-- start --

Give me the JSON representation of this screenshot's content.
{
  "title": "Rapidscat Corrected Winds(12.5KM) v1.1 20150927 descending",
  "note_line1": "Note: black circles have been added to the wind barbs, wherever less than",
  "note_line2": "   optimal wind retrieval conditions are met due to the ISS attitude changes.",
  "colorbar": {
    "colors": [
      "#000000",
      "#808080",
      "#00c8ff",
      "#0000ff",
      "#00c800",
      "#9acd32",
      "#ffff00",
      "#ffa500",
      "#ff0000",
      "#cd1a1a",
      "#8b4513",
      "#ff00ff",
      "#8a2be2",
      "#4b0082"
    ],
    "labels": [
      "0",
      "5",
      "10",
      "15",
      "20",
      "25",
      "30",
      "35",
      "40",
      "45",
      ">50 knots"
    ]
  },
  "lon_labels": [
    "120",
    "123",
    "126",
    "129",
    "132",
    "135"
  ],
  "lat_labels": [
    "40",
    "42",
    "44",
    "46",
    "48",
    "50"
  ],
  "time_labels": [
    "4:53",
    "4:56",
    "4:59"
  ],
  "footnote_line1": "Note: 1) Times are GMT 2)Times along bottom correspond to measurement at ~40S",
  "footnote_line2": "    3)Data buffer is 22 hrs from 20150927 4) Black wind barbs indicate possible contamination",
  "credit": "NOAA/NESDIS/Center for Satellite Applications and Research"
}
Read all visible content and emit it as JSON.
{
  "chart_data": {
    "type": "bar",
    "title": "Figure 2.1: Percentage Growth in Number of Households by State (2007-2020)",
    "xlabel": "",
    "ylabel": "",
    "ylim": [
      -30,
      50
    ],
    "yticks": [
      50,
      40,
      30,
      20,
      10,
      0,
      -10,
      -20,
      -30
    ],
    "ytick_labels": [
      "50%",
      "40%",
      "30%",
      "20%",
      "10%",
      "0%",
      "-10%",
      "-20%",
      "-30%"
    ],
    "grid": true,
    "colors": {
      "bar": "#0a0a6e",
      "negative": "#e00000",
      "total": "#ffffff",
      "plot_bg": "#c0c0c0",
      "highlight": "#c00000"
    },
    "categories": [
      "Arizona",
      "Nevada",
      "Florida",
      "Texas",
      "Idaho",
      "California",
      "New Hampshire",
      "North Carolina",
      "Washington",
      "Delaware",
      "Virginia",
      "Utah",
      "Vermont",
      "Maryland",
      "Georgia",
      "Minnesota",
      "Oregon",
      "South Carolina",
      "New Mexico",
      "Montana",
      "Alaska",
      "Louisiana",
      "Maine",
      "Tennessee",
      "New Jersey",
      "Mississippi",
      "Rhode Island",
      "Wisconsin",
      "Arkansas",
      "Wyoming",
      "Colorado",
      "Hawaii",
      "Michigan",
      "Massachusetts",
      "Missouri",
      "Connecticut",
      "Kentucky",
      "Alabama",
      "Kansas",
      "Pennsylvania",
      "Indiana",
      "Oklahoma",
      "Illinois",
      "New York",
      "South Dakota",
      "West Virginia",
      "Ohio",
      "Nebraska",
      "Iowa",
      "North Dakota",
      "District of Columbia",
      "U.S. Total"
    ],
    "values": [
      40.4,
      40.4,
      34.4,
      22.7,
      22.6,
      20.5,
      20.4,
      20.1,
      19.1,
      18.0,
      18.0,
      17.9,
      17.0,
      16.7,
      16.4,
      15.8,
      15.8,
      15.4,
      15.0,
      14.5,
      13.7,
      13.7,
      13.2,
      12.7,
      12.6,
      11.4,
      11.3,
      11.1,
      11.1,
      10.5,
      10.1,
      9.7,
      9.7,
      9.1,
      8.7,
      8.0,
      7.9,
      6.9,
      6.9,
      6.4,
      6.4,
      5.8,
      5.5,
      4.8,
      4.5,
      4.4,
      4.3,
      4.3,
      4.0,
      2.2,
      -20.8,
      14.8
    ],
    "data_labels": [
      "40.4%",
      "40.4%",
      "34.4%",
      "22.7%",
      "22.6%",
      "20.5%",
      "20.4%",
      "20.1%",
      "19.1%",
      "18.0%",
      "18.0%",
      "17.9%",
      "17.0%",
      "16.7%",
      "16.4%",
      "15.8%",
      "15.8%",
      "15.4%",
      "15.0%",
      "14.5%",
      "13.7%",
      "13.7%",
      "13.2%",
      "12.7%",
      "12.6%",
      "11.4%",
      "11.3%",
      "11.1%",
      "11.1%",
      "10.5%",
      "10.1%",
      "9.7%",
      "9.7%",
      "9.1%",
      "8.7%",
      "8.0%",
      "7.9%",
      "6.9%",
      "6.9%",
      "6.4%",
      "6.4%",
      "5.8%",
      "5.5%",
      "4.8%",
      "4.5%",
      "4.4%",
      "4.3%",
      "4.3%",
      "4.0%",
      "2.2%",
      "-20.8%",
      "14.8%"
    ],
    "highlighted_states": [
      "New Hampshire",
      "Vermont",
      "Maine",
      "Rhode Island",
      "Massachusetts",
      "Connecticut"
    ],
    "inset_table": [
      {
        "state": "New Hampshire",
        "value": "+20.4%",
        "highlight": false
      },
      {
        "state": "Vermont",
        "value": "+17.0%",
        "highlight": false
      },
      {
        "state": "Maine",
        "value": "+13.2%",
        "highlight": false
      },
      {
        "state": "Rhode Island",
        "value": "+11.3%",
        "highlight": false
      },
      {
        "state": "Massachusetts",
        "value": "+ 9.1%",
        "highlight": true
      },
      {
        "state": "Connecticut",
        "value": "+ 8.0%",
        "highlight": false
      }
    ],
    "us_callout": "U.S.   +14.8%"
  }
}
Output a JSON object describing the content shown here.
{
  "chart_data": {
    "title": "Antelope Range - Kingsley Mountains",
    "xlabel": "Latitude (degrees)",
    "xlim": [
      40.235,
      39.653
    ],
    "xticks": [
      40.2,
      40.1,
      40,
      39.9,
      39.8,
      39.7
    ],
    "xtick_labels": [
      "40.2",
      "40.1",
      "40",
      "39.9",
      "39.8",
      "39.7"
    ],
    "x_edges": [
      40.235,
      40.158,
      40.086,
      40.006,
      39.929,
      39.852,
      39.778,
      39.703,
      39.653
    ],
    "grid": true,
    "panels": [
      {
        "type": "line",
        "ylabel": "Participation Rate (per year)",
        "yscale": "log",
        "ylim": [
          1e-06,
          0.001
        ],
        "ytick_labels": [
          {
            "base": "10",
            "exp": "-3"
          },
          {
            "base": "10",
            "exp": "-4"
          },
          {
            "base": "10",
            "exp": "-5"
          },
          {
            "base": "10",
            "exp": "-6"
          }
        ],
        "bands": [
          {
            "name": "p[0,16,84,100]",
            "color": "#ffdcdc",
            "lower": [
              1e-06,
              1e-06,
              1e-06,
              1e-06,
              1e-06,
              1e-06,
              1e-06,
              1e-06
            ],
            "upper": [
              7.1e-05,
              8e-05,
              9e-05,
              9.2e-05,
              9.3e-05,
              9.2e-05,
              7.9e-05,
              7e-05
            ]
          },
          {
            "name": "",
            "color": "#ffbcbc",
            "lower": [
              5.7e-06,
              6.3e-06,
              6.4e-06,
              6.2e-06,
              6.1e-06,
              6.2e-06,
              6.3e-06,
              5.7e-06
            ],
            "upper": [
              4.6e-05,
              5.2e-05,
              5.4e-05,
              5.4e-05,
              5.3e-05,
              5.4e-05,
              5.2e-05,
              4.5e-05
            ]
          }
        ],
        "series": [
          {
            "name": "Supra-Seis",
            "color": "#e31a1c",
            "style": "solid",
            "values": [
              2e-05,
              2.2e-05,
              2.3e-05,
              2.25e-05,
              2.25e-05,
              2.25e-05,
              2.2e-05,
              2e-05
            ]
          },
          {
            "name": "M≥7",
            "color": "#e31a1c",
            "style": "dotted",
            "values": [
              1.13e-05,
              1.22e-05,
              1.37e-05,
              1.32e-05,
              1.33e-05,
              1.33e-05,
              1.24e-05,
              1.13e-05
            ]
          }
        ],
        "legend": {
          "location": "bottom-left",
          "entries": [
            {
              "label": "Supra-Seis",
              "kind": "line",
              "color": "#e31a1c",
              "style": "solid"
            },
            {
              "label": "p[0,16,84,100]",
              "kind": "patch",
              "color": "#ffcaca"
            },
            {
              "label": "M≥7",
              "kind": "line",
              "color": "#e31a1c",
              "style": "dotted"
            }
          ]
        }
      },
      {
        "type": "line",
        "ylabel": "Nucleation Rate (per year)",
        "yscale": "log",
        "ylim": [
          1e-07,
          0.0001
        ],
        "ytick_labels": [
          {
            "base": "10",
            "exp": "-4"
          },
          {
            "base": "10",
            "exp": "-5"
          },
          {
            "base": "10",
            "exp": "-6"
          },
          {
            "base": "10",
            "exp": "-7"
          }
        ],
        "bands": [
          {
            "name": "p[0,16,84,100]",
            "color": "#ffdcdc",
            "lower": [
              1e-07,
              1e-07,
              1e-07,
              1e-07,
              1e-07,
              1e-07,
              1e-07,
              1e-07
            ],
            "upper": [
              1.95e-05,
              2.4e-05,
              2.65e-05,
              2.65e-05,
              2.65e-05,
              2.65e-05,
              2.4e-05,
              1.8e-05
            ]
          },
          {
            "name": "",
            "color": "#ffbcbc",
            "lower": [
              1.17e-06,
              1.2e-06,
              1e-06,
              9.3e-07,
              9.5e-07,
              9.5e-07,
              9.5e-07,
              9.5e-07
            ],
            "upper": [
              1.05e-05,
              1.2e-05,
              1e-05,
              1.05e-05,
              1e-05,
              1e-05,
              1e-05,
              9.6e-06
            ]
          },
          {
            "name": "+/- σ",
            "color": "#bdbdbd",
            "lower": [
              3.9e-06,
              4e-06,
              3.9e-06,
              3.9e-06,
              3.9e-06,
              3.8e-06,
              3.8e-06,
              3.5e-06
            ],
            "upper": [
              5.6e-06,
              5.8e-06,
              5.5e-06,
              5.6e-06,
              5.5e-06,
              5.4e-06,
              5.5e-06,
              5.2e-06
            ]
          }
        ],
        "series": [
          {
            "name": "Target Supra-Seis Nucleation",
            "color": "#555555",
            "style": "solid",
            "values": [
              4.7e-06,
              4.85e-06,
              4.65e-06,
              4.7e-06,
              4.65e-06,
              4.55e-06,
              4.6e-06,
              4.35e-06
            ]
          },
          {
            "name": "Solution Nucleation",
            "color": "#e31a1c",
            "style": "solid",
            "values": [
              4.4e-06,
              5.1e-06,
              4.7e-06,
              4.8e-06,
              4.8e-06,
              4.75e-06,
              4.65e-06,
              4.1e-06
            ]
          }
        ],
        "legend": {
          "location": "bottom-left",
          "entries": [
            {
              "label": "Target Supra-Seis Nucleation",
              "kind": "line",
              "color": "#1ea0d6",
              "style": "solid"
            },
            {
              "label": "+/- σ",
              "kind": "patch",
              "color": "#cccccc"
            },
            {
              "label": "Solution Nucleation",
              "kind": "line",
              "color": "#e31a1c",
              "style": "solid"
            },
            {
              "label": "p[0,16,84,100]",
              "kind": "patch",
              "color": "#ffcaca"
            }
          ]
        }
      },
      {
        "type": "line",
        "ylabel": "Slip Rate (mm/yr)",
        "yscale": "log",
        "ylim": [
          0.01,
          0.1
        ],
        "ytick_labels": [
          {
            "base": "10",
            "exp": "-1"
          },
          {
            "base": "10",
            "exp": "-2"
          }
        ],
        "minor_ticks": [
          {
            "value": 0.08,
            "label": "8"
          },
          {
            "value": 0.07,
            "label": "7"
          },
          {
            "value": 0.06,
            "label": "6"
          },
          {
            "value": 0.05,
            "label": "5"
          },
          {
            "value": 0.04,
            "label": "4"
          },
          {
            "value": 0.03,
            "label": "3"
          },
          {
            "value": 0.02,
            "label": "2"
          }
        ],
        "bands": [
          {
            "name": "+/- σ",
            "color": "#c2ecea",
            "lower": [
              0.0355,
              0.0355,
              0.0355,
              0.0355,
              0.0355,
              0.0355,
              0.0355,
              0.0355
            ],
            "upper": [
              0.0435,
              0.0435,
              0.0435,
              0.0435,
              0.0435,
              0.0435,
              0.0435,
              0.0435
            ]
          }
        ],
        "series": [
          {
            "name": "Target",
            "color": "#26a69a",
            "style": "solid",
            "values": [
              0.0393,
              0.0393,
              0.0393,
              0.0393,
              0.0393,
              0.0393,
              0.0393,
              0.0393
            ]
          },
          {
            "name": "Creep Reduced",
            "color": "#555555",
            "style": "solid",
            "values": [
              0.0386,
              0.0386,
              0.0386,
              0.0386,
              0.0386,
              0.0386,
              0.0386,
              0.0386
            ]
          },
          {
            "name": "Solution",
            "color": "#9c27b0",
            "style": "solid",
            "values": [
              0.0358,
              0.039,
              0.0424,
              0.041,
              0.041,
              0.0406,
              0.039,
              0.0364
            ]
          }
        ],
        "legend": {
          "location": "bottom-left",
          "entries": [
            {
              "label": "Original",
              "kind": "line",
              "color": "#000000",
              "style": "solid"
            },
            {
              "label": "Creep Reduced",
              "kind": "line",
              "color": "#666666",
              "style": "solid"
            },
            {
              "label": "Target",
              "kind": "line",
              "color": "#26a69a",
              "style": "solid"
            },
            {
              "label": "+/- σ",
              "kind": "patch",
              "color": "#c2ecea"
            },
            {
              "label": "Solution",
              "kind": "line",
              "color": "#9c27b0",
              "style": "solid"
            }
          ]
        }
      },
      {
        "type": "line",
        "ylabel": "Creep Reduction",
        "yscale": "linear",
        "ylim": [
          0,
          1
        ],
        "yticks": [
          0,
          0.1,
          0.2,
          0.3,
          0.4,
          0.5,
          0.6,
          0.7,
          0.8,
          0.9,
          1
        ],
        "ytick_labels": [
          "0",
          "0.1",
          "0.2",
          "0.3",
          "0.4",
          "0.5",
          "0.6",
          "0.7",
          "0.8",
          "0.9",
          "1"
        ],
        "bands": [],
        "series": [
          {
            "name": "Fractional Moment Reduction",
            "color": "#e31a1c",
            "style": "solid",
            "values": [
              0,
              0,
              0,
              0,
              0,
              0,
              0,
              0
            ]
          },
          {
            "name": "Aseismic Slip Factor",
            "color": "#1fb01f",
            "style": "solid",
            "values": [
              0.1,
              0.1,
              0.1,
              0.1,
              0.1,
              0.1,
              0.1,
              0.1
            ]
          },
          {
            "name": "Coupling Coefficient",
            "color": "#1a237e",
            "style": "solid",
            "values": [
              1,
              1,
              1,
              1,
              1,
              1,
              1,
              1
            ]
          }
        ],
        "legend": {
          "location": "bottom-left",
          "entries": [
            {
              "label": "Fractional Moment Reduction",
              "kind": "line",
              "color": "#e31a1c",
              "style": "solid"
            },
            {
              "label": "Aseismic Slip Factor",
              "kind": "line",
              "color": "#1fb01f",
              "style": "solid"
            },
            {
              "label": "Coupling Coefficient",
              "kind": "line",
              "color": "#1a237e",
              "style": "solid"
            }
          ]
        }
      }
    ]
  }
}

-- end --

» **EXERCISE BRIEF**
Determine how many lines in the listing above hold the word "JSON", answering with the number only.

» **RESULT OF THIS EXERCISE**
3